TASK MATERIAL:
-=-=-
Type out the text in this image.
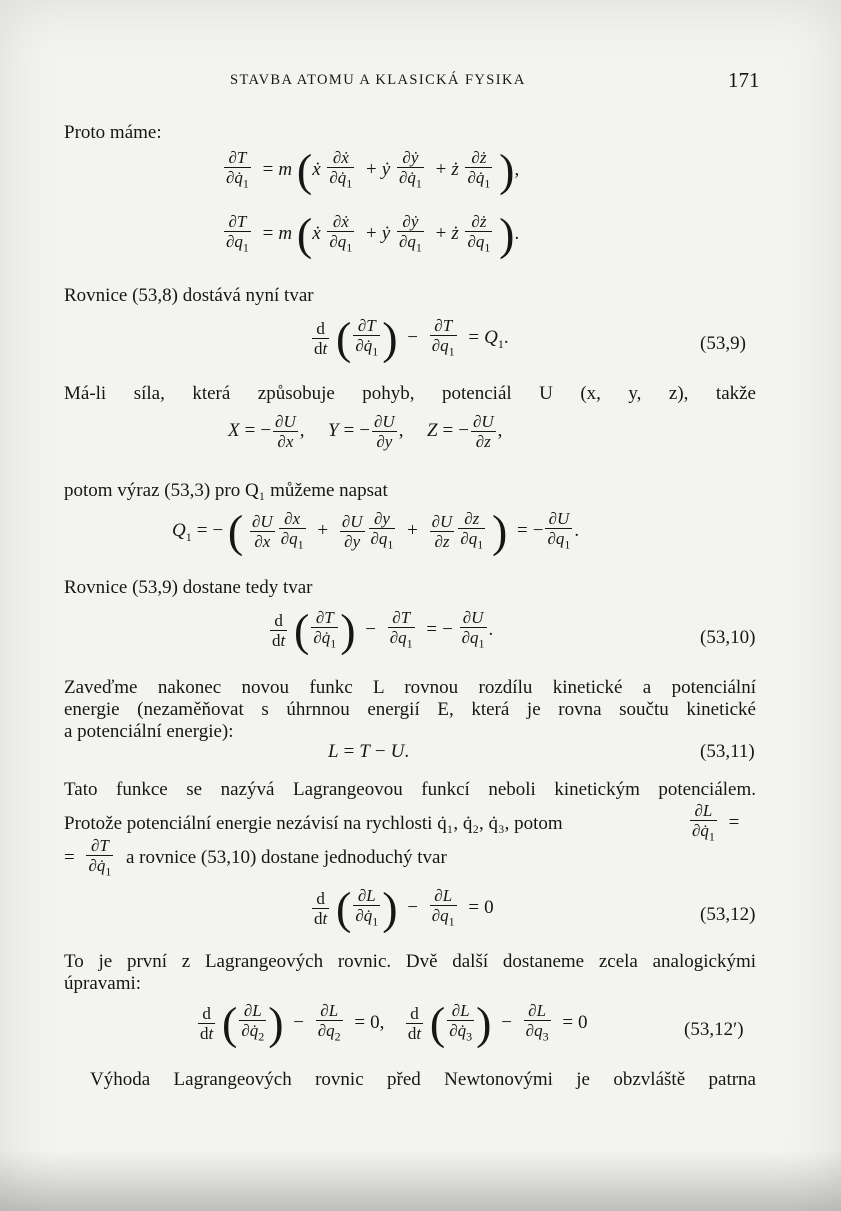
STAVBA ATOMU A KLASICKÁ FYSIKA	171
Proto máme:
$\frac{\partial T}{\partial q̇_1} = m$ (ẋ $\frac{\text{∂ẋ}}{\partial q̇_1}$ + ẏ $\frac{\text{∂ẏ}}{\partial q̇_1}$ + ż $\frac{\partial ż}{\partial q̇_1}$ ),
$\frac{\partial T}{\partial q_1} = m$ (ẋ $\frac{\text{∂ẋ}}{\partial q_1}$ + ẏ $\frac{\text{∂ẏ}}{\partial q_1}$ + ż $\frac{\partial ż}{\partial q_1}$ ).
Rovnice (53,8) dostává nyní tvar
$\frac{d}{dt}$ ( $\frac{\partial T}{\partial q̇_1}$ ) − $\frac{\partial T}{\partial q_1} = Q_1$.	(53,9)
Má-li síla, která způsobuje pohyb, potenciál U (x, y, z), takže
X = − $\frac{\partial U}{\partial x}$ ,  Y = − $\frac{\partial U}{\partial y}$ ,  Z = − $\frac{\partial U}{\partial z}$ ,
potom výraz (53,3) pro Q₁ můžeme napsat
$Q_1$ = − ( $\frac{\partial U}{\partial x} \frac{\partial x}{\partial q_1} + \frac{\partial U}{\partial y} \frac{\partial y}{\partial q_1} + \frac{\partial U}{\partial z} \frac{\partial z}{\partial q_1}$ ) = − $\frac{\partial U}{\partial q_1}$ .
Rovnice (53,9) dostane tedy tvar
$\frac{d}{dt}$ ( $\frac{\partial T}{\partial q̇_1}$ ) − $\frac{\partial T}{\partial q_1}$ = − $\frac{\partial U}{\partial q_1}$ .	(53,10)
Zaveďme nakonec novou funkc L rovnou rozdílu kinetické a potenciální
energie (nezaměňovat s úhrnnou energií E, která je rovna součtu kinetické
a potenciální energie):
L = T − U.	(53,11)
Tato funkce se nazývá Lagrangeovou funkcí neboli kinetickým potenciálem.
Protože potenciální energie nezávisí na rychlosti q̇₁, q̇₂, q̇₃, potom	$\frac{\partial L}{\partial q̇_1}$ =
= $\frac{\partial T}{\partial q̇_1}$ a rovnice (53,10) dostane jednoduchý tvar
$\frac{d}{dt}$ ( $\frac{\partial L}{\partial q̇_1}$ ) − $\frac{\partial L}{\partial q_1} = 0$	(53,12)
To je první z Lagrangeových rovnic. Dvě další dostaneme zcela analogickými
úpravami:
$\frac{d}{dt}$ ( $\frac{\partial L}{\partial q̇_2}$ ) − $\frac{\partial L}{\partial q_2} = 0$, $\frac{d}{dt}$ ( $\frac{\partial L}{\partial q̇_3}$ ) − $\frac{\partial L}{\partial q_3} = 0$	(53,12′)
Výhoda Lagrangeových rovnic před Newtonovými je obzvláště patrna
-=-=-
WHAT IS REQUIRED: Report only how many lines in the listing contain the string "potom".

ANSWER TO THIS EXERCISE: 2